#### Dataset records ####

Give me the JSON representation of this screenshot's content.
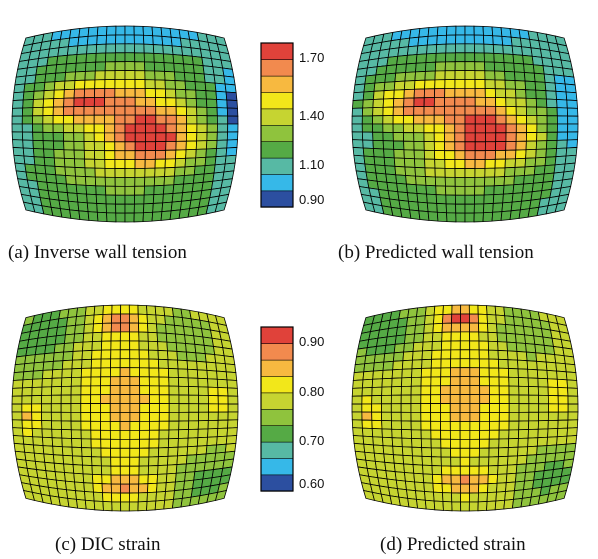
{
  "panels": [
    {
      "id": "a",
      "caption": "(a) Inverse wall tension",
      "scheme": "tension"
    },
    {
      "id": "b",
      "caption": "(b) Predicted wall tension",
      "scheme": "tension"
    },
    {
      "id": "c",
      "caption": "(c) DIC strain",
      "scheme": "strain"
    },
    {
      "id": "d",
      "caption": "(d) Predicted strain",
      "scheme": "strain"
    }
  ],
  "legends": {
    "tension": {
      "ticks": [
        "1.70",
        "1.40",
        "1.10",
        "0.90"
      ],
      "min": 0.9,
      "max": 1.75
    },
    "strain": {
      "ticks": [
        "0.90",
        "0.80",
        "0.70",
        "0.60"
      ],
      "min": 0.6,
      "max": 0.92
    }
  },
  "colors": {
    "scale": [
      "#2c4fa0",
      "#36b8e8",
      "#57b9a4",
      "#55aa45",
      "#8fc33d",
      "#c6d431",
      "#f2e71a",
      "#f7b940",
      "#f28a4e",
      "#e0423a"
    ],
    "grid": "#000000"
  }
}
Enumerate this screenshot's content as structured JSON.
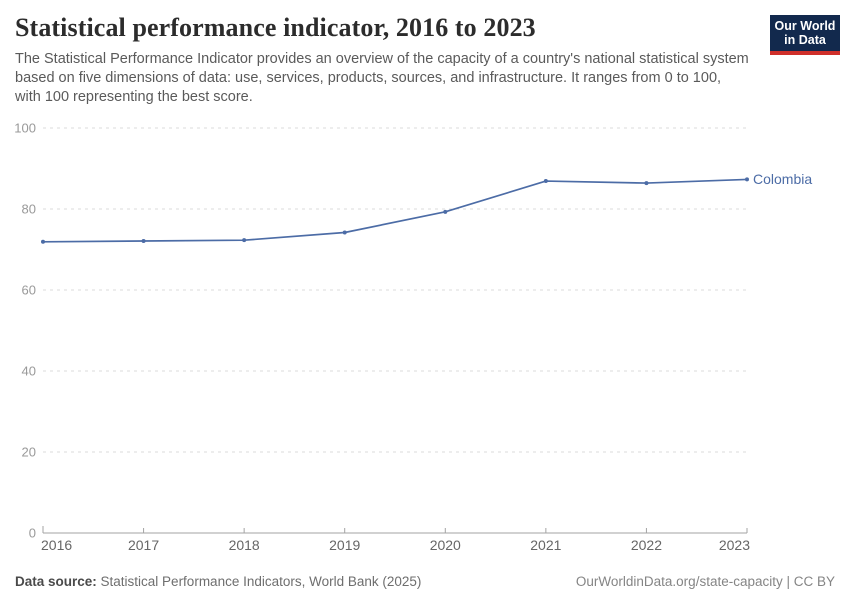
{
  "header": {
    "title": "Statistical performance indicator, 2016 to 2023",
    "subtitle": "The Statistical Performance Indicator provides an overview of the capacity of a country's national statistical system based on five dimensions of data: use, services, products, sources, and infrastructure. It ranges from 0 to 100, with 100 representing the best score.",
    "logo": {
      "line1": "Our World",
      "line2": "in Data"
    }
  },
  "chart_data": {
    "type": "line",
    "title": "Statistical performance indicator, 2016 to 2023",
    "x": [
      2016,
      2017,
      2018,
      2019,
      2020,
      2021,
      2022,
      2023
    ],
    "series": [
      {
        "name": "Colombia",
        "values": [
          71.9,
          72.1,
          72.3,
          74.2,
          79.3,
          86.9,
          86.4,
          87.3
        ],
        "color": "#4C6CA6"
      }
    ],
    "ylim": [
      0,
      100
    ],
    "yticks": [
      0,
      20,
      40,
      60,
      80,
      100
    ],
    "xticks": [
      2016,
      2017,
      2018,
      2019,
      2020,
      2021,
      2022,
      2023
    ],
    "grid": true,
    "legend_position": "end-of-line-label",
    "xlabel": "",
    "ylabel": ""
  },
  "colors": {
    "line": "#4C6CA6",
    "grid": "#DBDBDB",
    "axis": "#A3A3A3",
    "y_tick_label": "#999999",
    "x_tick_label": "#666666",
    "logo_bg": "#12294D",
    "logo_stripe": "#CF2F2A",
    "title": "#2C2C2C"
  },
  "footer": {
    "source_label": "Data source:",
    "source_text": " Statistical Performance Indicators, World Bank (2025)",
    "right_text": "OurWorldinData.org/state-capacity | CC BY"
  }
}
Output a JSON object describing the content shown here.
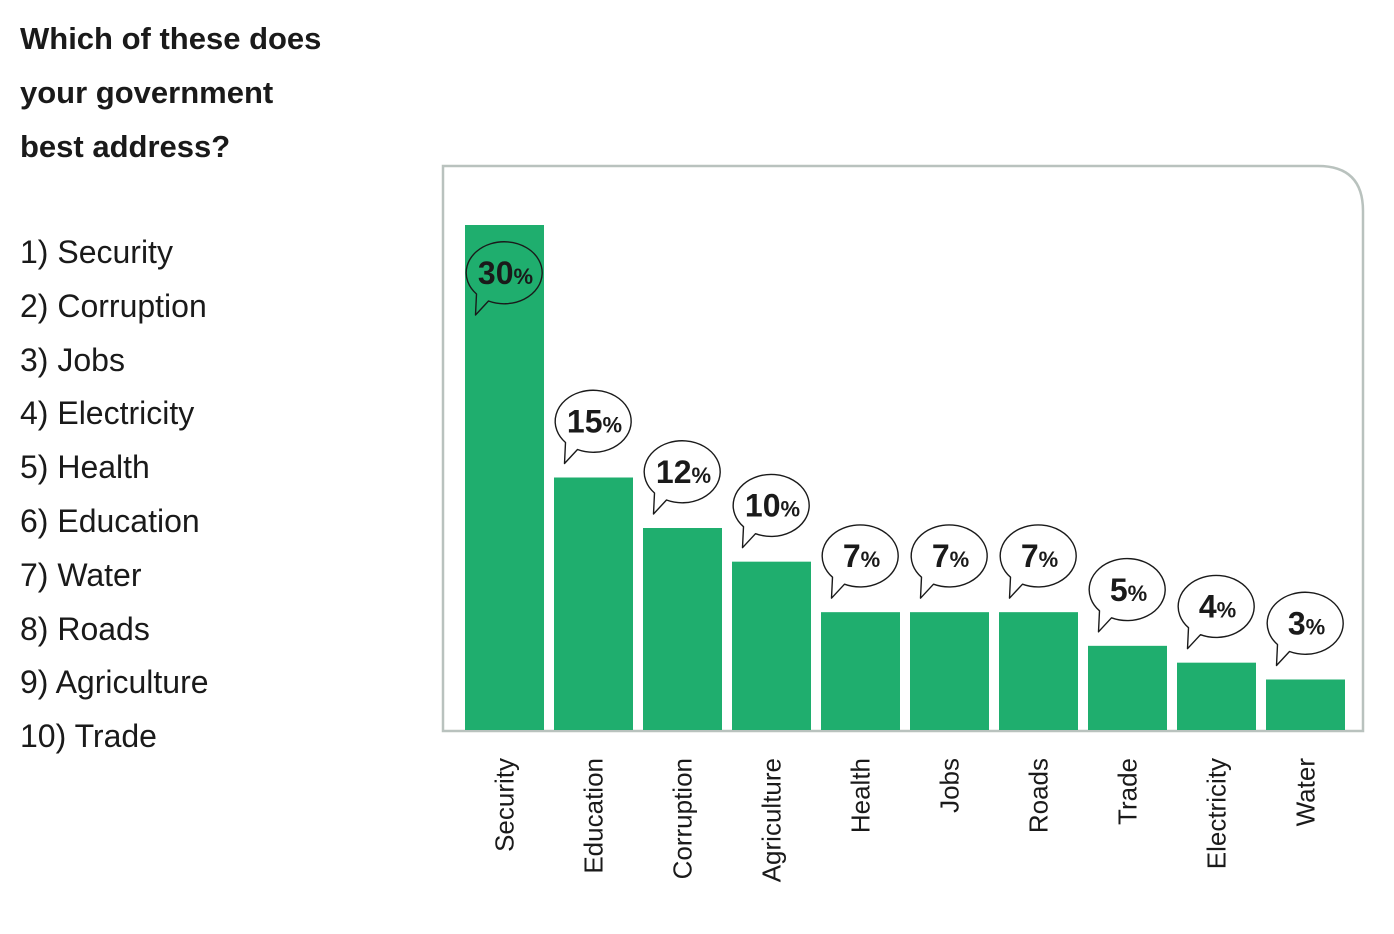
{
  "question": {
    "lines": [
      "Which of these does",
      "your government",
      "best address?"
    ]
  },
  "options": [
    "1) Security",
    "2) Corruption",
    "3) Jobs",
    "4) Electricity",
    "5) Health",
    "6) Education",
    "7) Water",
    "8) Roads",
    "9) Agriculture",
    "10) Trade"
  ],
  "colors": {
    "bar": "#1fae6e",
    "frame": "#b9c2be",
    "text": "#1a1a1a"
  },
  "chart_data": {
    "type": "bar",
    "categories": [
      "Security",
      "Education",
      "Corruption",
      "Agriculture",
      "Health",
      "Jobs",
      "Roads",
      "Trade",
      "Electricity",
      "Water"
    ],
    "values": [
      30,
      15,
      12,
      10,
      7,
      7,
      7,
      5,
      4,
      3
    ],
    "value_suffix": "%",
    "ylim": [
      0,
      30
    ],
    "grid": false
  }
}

####

> **Your task**: Pictures don't belong in the copy. Transcribe every record exactly as it appears.

> **Worked answer**:
Give me the JSON representation of this screenshot's content.
{
  "panels": [
    {
      "id": "a",
      "caption": "(a) Inverse wall tension",
      "scheme": "tension"
    },
    {
      "id": "b",
      "caption": "(b) Predicted wall tension",
      "scheme": "tension"
    },
    {
      "id": "c",
      "caption": "(c) DIC strain",
      "scheme": "strain"
    },
    {
      "id": "d",
      "caption": "(d) Predicted strain",
      "scheme": "strain"
    }
  ],
  "legends": {
    "tension": {
      "ticks": [
        "1.70",
        "1.40",
        "1.10",
        "0.90"
      ],
      "min": 0.9,
      "max": 1.75
    },
    "strain": {
      "ticks": [
        "0.90",
        "0.80",
        "0.70",
        "0.60"
      ],
      "min": 0.6,
      "max": 0.92
    }
  },
  "colors": {
    "scale": [
      "#2c4fa0",
      "#36b8e8",
      "#57b9a4",
      "#55aa45",
      "#8fc33d",
      "#c6d431",
      "#f2e71a",
      "#f7b940",
      "#f28a4e",
      "#e0423a"
    ],
    "grid": "#000000"
  }
}
Enumerate this screenshot's content as structured JSON.
{
  "header": {
    "title": "Statistical performance indicator, 2016 to 2023",
    "subtitle": "The Statistical Performance Indicator provides an overview of the capacity of a country's national statistical system based on five dimensions of data: use, services, products, sources, and infrastructure. It ranges from 0 to 100, with 100 representing the best score.",
    "logo": {
      "line1": "Our World",
      "line2": "in Data"
    }
  },
  "chart_data": {
    "type": "line",
    "title": "Statistical performance indicator, 2016 to 2023",
    "x": [
      2016,
      2017,
      2018,
      2019,
      2020,
      2021,
      2022,
      2023
    ],
    "series": [
      {
        "name": "Colombia",
        "values": [
          71.9,
          72.1,
          72.3,
          74.2,
          79.3,
          86.9,
          86.4,
          87.3
        ],
        "color": "#4C6CA6"
      }
    ],
    "ylim": [
      0,
      100
    ],
    "yticks": [
      0,
      20,
      40,
      60,
      80,
      100
    ],
    "xticks": [
      2016,
      2017,
      2018,
      2019,
      2020,
      2021,
      2022,
      2023
    ],
    "grid": true,
    "legend_position": "end-of-line-label",
    "xlabel": "",
    "ylabel": ""
  },
  "colors": {
    "line": "#4C6CA6",
    "grid": "#DBDBDB",
    "axis": "#A3A3A3",
    "y_tick_label": "#999999",
    "x_tick_label": "#666666",
    "logo_bg": "#12294D",
    "logo_stripe": "#CF2F2A",
    "title": "#2C2C2C"
  },
  "footer": {
    "source_label": "Data source:",
    "source_text": " Statistical Performance Indicators, World Bank (2025)",
    "right_text": "OurWorldinData.org/state-capacity | CC BY"
  }
}
Output a JSON object describing the content shown here.
{
  "question": {
    "lines": [
      "Which of these does",
      "your government",
      "best address?"
    ]
  },
  "options": [
    "1) Security",
    "2) Corruption",
    "3) Jobs",
    "4) Electricity",
    "5) Health",
    "6) Education",
    "7) Water",
    "8) Roads",
    "9) Agriculture",
    "10) Trade"
  ],
  "colors": {
    "bar": "#1fae6e",
    "frame": "#b9c2be",
    "text": "#1a1a1a"
  },
  "chart_data": {
    "type": "bar",
    "categories": [
      "Security",
      "Education",
      "Corruption",
      "Agriculture",
      "Health",
      "Jobs",
      "Roads",
      "Trade",
      "Electricity",
      "Water"
    ],
    "values": [
      30,
      15,
      12,
      10,
      7,
      7,
      7,
      5,
      4,
      3
    ],
    "value_suffix": "%",
    "ylim": [
      0,
      30
    ],
    "grid": false
  }
}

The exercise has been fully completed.